### SELECTED EXTRACT
>>>>

I have been performing at a low level recently, and then I had a great session with my coach yesterday, and realized a few things.

 
I was procrastinating, but I wasn’t taking time to examine why I was procrastinating, because I was so busy trying to force myself to work!  I should have taken an hour to examine my thoughts towards the work that’s on my plate right now; which I did yesterday and today.
 
My coach let me know that she spends at least 30 minutes every morning examining her thoughts and getting psyched up, before she starts working.  And here’s the key point: it’s not the same thing every morning.  It’s not a routine or a static mantra.  It’s different every day.  She often starts with doing some writing, to get her thoughts down on paper, and aims to finish by creating an affirmation statement for the day: a battle cry, a declaration of what she intends to accomplish, and why it’s personally important to her.
 
Does 30 minutes seem like a long time to invest, every morning?  Her experience is that the investment more than pays for itself every day, in terms of increased productivity, and maintaining laser-like focus on what’s really important.  I’ve heard this from other productivity experts, too.  Time spent at the beginning of the day, on goals, on preparing one’s frame of mind, is more than repaid: you’ll work smarter and more efficiently.
 
I think this method makes a lot of sense.  Previously, I had developed some static statements that I was reviewing every morning, but they gradually lost their “power” to motivate me.  I think the key is that motivation is a fluid thing, and you have to re-discover your enthusiasm every day.  This approach also has the advantage that you can discover and root out whatever blocks may be driving you to procrastinate at the moment.  Do it in a notebook or blog or never-ending Word document.  Highlight your daily affirmations /battle cries, which will certainly make good reading in the future.
 
-Johnny 0.

Looking for a way to motivate myself to work out regularly.  Happened upon the theory that extrinsic rewards actually demotivate over time, but intrinsic rewards are motivators.  Example given: the reward for students to learn how to use a library catalog, is that they find the books or info they want – this is an intrinsic reward, as it is a natural consequence to the action.  An extrinsic reward would be “learn how to use the library catalog, and I’ll take you out for ice cream.”  The next time you want them to learn something, they will be demotivated unless you offer ice cream.  Even with the ice cream, they might feel demotivated; they don’t want to learn, they just want the ice cream.

This gave me an idea.  If I want to encourage myself to work out three times per week, then I could reward myself extrinsically, e.g. every week that I do 3 full work-outs, I give myself a reward, like a movie night or something.  That’s an extrinsic reward.  But what if I desired the effects of working out regularly?  Attach a reward to some outcome of working out, e.g. when I can do ten chin-ups and run 2.5km in 15 minutes, then I can take the whole family out to the movies.  Then, the rewards for working out three times per week are intrinsic: I get the fitness I need in order to achieve the extrinsic reward.  In the library example, it would be like rewarding students for answering a list of questions by finding the answers in the library; learning to use the catalog is a necessary (and rewarding) step to answering those questions.

<<<<

### LISTED RECORDS
>>>>

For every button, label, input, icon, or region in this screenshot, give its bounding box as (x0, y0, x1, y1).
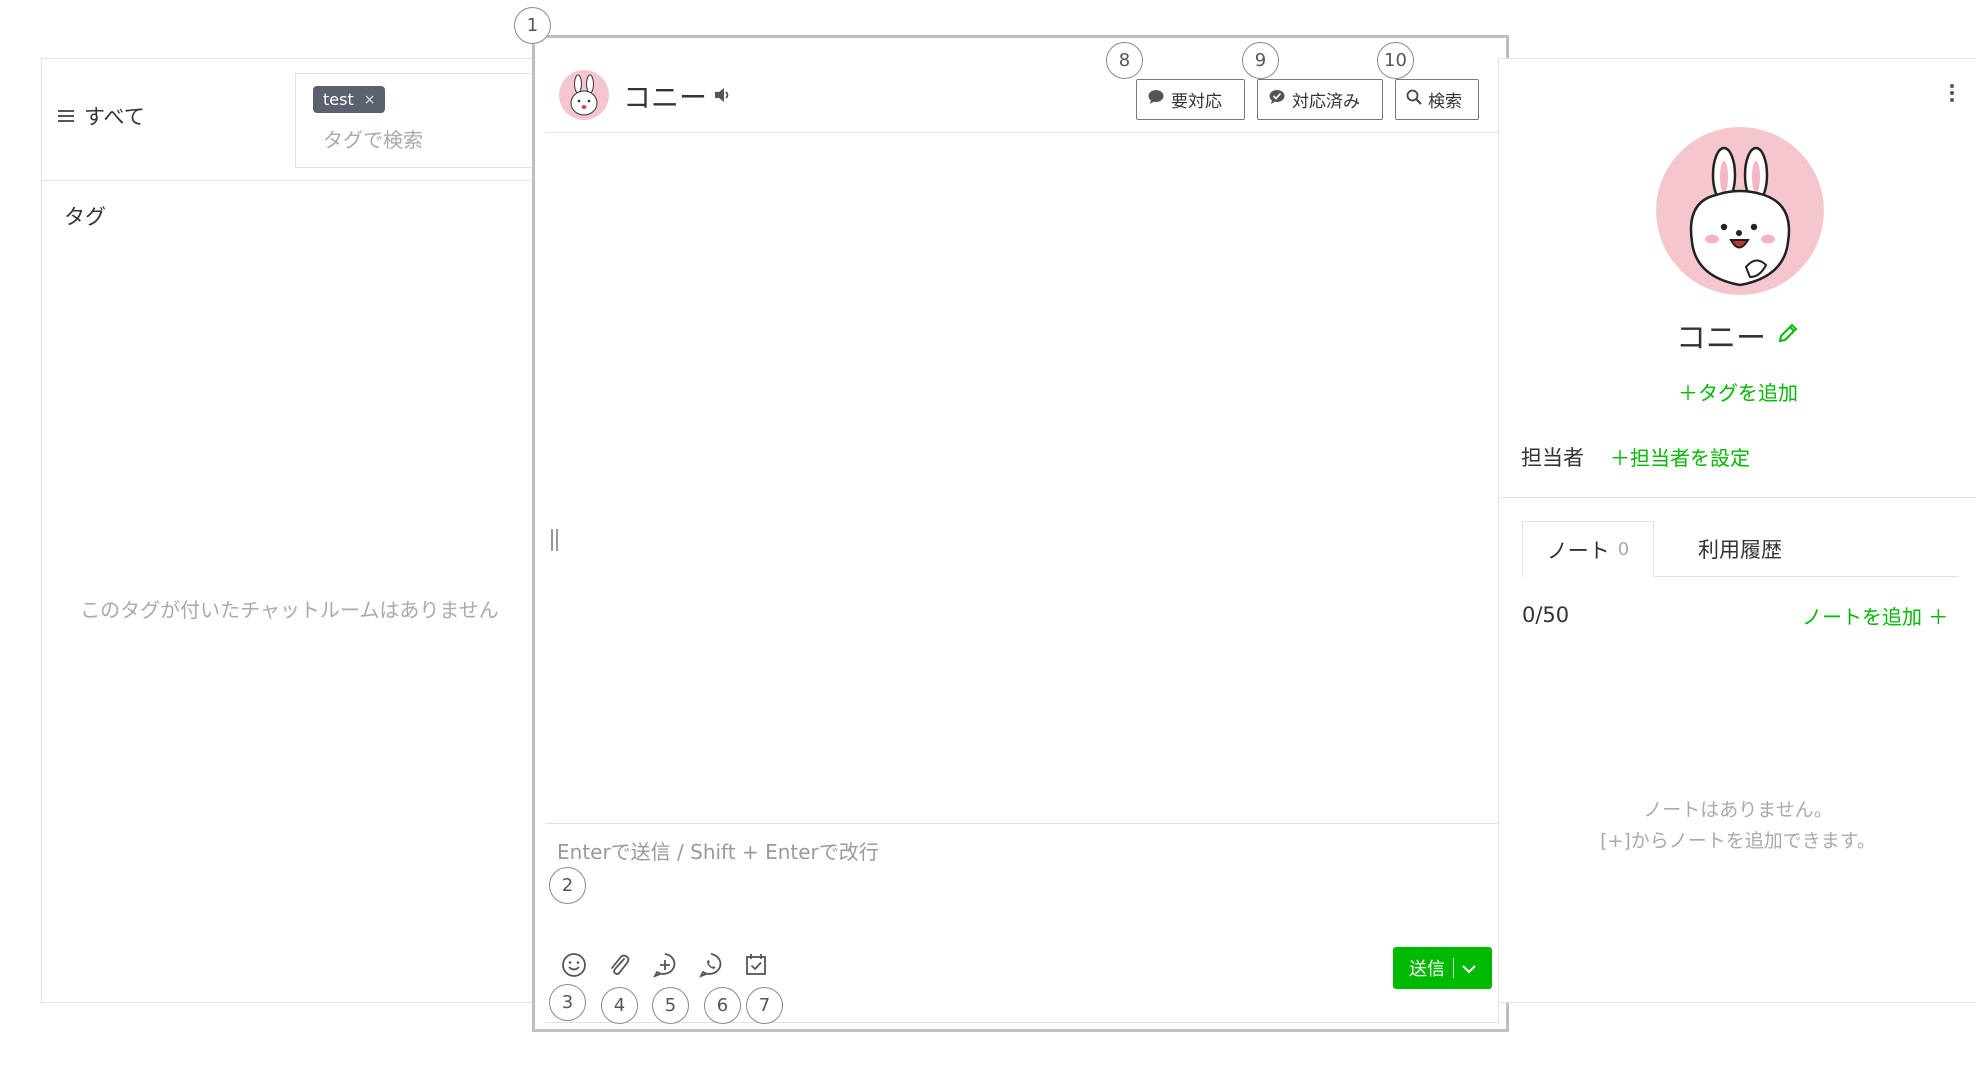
send-label: 送信 (1409, 959, 1445, 980)
message-area (545, 134, 1499, 823)
pencil-icon[interactable] (1776, 321, 1800, 349)
chat-bubble-icon (1147, 89, 1165, 110)
notes-count-badge: 0 (1617, 539, 1630, 560)
message-composer: 送信 (545, 823, 1499, 1023)
search-label: 検索 (1428, 92, 1462, 112)
calendar-check-icon[interactable] (740, 949, 772, 981)
needs-action-label: 要対応 (1171, 92, 1222, 112)
send-button[interactable]: 送信 (1393, 947, 1492, 989)
chevron-down-icon[interactable] (1462, 958, 1476, 979)
tab-history[interactable]: 利用履歴 (1670, 521, 1810, 577)
phone-bubble-icon[interactable] (695, 949, 727, 981)
menu-icon (58, 104, 74, 128)
callout-7: 7 (746, 987, 783, 1024)
empty-chat-list-message: このタグが付いたチャットルームはありません (80, 598, 499, 622)
tab-notes-label: ノート (1546, 538, 1610, 563)
tab-notes[interactable]: ノート 0 (1522, 521, 1654, 577)
callout-2: 2 (549, 867, 586, 904)
chat-contact-name: コニー (623, 81, 708, 114)
resize-handle[interactable] (551, 529, 561, 553)
assignee-label: 担当者 (1521, 446, 1584, 470)
callout-6: 6 (704, 987, 741, 1024)
add-note-button[interactable]: ノートを追加 ＋ (1802, 601, 1948, 630)
message-input[interactable] (557, 836, 1457, 896)
profile-panel: コニー ＋タグを追加 担当者 ＋担当者を設定 ノート 0 利用履歴 0/50 ノ… (1500, 58, 1976, 1003)
callout-1: 1 (514, 7, 551, 44)
profile-name-row: コニー (1500, 313, 1976, 357)
set-assignee-link[interactable]: ＋担当者を設定 (1610, 442, 1750, 471)
tag-search-input[interactable] (323, 128, 523, 152)
callout-5: 5 (652, 987, 689, 1024)
tag-chip: test × (313, 86, 386, 113)
callout-9: 9 (1242, 42, 1279, 79)
empty-notes-message: ノートはありません。 [+]からノートを追加できます。 (1500, 795, 1976, 857)
callout-4: 4 (601, 987, 638, 1024)
chat-window-highlight: コニー 要対応 対応済み 検索 Enterで送信 / Shift + Enter… (532, 35, 1509, 1032)
profile-avatar (1656, 127, 1824, 295)
close-icon[interactable]: × (364, 92, 376, 108)
smile-icon[interactable] (558, 949, 590, 981)
avatar[interactable] (559, 70, 609, 120)
filter-dropdown[interactable]: すべて (58, 101, 145, 131)
needs-action-button[interactable]: 要対応 (1136, 79, 1245, 120)
check-bubble-icon (1268, 89, 1286, 110)
plus-circle-icon[interactable] (649, 949, 681, 981)
search-button[interactable]: 検索 (1395, 79, 1479, 120)
more-vertical-icon[interactable] (1940, 83, 1964, 105)
tag-section-heading: タグ (64, 205, 106, 229)
chat-window: コニー 要対応 対応済み 検索 Enterで送信 / Shift + Enter… (545, 58, 1499, 1023)
add-tag-link[interactable]: ＋タグを追加 (1500, 377, 1976, 406)
filter-label: すべて (84, 105, 145, 129)
paperclip-icon[interactable] (603, 949, 635, 981)
empty-notes-line-1: ノートはありません。 (1643, 799, 1833, 821)
callout-3: 3 (549, 984, 586, 1021)
empty-notes-line-2: [+]からノートを追加できます。 (1600, 830, 1876, 852)
speaker-icon[interactable] (713, 86, 733, 108)
send-divider (1453, 958, 1454, 978)
chat-list-panel: すべて test × タグ このタグが付いたチャットルームはありません (41, 58, 537, 1003)
profile-name: コニー (1676, 321, 1766, 356)
search-icon (1406, 89, 1422, 110)
callout-8: 8 (1106, 42, 1143, 79)
chat-list-header: すべて test × (42, 59, 537, 181)
resolved-label: 対応済み (1292, 92, 1360, 112)
callout-10: 10 (1377, 42, 1414, 79)
tag-filter-box: test × (295, 73, 537, 168)
resolved-button[interactable]: 対応済み (1257, 79, 1383, 120)
chat-header: コニー 要対応 対応済み 検索 (545, 58, 1499, 133)
note-count: 0/50 (1522, 603, 1570, 627)
divider (1500, 497, 1976, 498)
tag-chip-label: test (323, 90, 354, 109)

<<<<

### PROBLEMS TO SOLVE
[A] Which places for keeping daily writing does the motivation post suggest? Name every one.
[B] Quote the motivation post, starting at "I was procrastinating, but" and ending at "important to her.".
The material is separate from the motivation post.

### TASK-BY-TASK SOLUTIONS
[A] A notebook, a blog and a never-ending Word document.

[B]
I was procrastinating, but I wasn’t taking time to examine why I was procrastinating, because I was so busy trying to force myself to work!  I should have taken an hour to examine my thoughts towards the work that’s on my plate right now; which I did yesterday and today.
 
My coach let me know that she spends at least 30 minutes every morning examining her thoughts and getting psyched up, before she starts working.  And here’s the key point: it’s not the same thing every morning.  It’s not a routine or a static mantra.  It’s different every day.  She often starts with doing some writing, to get her thoughts down on paper, and aims to finish by creating an affirmation statement for the day: a battle cry, a declaration of what she intends to accomplish, and why it’s personally important to her.